# START OF Supplied entries
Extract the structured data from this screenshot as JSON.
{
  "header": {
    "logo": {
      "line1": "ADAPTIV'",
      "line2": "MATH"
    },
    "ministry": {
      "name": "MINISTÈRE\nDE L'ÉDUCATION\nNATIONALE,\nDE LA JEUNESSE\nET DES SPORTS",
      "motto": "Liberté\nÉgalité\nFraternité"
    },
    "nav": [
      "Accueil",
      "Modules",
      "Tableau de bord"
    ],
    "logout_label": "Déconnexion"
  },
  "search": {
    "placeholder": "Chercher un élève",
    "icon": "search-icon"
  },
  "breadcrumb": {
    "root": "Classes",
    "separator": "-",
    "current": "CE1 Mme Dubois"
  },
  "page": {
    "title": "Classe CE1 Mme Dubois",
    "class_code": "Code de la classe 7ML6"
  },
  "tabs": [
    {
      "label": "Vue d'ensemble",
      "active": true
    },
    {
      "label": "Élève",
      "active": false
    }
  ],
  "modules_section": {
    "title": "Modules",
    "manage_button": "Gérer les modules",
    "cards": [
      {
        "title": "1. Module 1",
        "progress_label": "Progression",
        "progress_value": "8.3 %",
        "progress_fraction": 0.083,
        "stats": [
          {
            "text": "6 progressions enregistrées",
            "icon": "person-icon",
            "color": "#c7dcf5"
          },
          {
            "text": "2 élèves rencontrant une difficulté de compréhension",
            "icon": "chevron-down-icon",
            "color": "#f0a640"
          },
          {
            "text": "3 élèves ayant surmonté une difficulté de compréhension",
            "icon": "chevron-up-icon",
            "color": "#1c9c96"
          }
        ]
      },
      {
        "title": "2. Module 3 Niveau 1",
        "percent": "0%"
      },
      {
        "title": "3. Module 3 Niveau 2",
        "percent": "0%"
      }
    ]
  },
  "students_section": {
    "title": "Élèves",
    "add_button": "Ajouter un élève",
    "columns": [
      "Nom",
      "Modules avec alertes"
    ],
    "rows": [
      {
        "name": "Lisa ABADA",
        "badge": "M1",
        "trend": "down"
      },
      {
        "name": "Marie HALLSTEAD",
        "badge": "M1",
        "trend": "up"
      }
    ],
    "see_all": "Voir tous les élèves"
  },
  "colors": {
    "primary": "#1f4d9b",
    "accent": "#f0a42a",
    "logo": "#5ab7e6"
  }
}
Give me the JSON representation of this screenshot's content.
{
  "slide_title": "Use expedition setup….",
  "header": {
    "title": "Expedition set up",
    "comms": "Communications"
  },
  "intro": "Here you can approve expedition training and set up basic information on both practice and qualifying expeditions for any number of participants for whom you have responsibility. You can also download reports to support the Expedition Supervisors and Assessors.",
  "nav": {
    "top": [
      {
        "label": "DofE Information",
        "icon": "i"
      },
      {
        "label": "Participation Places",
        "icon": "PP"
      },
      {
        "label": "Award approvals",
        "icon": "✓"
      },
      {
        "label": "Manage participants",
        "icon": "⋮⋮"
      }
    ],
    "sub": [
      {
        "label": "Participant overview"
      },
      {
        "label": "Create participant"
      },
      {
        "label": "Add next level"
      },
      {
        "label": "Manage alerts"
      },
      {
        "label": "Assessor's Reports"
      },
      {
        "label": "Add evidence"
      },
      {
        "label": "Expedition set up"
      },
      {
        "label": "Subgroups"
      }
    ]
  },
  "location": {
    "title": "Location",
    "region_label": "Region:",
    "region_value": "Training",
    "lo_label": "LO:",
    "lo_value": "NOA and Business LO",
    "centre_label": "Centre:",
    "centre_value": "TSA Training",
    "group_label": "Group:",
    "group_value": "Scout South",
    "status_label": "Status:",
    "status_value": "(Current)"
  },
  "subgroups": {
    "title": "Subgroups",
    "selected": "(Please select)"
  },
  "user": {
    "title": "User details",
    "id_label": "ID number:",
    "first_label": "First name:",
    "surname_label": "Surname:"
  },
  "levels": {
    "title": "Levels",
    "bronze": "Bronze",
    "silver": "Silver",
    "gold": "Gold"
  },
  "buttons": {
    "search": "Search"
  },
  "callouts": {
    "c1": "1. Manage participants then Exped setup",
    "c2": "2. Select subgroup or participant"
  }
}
# END OF Supplied entries
→ **Exercise task**: Give back the whole listing exactly as it reads.

→ **Final answer**:
Extract the structured data from this screenshot as JSON.
{
  "header": {
    "logo": {
      "line1": "ADAPTIV'",
      "line2": "MATH"
    },
    "ministry": {
      "name": "MINISTÈRE\nDE L'ÉDUCATION\nNATIONALE,\nDE LA JEUNESSE\nET DES SPORTS",
      "motto": "Liberté\nÉgalité\nFraternité"
    },
    "nav": [
      "Accueil",
      "Modules",
      "Tableau de bord"
    ],
    "logout_label": "Déconnexion"
  },
  "search": {
    "placeholder": "Chercher un élève",
    "icon": "search-icon"
  },
  "breadcrumb": {
    "root": "Classes",
    "separator": "-",
    "current": "CE1 Mme Dubois"
  },
  "page": {
    "title": "Classe CE1 Mme Dubois",
    "class_code": "Code de la classe 7ML6"
  },
  "tabs": [
    {
      "label": "Vue d'ensemble",
      "active": true
    },
    {
      "label": "Élève",
      "active": false
    }
  ],
  "modules_section": {
    "title": "Modules",
    "manage_button": "Gérer les modules",
    "cards": [
      {
        "title": "1. Module 1",
        "progress_label": "Progression",
        "progress_value": "8.3 %",
        "progress_fraction": 0.083,
        "stats": [
          {
            "text": "6 progressions enregistrées",
            "icon": "person-icon",
            "color": "#c7dcf5"
          },
          {
            "text": "2 élèves rencontrant une difficulté de compréhension",
            "icon": "chevron-down-icon",
            "color": "#f0a640"
          },
          {
            "text": "3 élèves ayant surmonté une difficulté de compréhension",
            "icon": "chevron-up-icon",
            "color": "#1c9c96"
          }
        ]
      },
      {
        "title": "2. Module 3 Niveau 1",
        "percent": "0%"
      },
      {
        "title": "3. Module 3 Niveau 2",
        "percent": "0%"
      }
    ]
  },
  "students_section": {
    "title": "Élèves",
    "add_button": "Ajouter un élève",
    "columns": [
      "Nom",
      "Modules avec alertes"
    ],
    "rows": [
      {
        "name": "Lisa ABADA",
        "badge": "M1",
        "trend": "down"
      },
      {
        "name": "Marie HALLSTEAD",
        "badge": "M1",
        "trend": "up"
      }
    ],
    "see_all": "Voir tous les élèves"
  },
  "colors": {
    "primary": "#1f4d9b",
    "accent": "#f0a42a",
    "logo": "#5ab7e6"
  }
}
Give me the JSON representation of this screenshot's content.
{
  "slide_title": "Use expedition setup….",
  "header": {
    "title": "Expedition set up",
    "comms": "Communications"
  },
  "intro": "Here you can approve expedition training and set up basic information on both practice and qualifying expeditions for any number of participants for whom you have responsibility. You can also download reports to support the Expedition Supervisors and Assessors.",
  "nav": {
    "top": [
      {
        "label": "DofE Information",
        "icon": "i"
      },
      {
        "label": "Participation Places",
        "icon": "PP"
      },
      {
        "label": "Award approvals",
        "icon": "✓"
      },
      {
        "label": "Manage participants",
        "icon": "⋮⋮"
      }
    ],
    "sub": [
      {
        "label": "Participant overview"
      },
      {
        "label": "Create participant"
      },
      {
        "label": "Add next level"
      },
      {
        "label": "Manage alerts"
      },
      {
        "label": "Assessor's Reports"
      },
      {
        "label": "Add evidence"
      },
      {
        "label": "Expedition set up"
      },
      {
        "label": "Subgroups"
      }
    ]
  },
  "location": {
    "title": "Location",
    "region_label": "Region:",
    "region_value": "Training",
    "lo_label": "LO:",
    "lo_value": "NOA and Business LO",
    "centre_label": "Centre:",
    "centre_value": "TSA Training",
    "group_label": "Group:",
    "group_value": "Scout South",
    "status_label": "Status:",
    "status_value": "(Current)"
  },
  "subgroups": {
    "title": "Subgroups",
    "selected": "(Please select)"
  },
  "user": {
    "title": "User details",
    "id_label": "ID number:",
    "first_label": "First name:",
    "surname_label": "Surname:"
  },
  "levels": {
    "title": "Levels",
    "bronze": "Bronze",
    "silver": "Silver",
    "gold": "Gold"
  },
  "buttons": {
    "search": "Search"
  },
  "callouts": {
    "c1": "1. Manage participants then Exped setup",
    "c2": "2. Select subgroup or participant"
  }
}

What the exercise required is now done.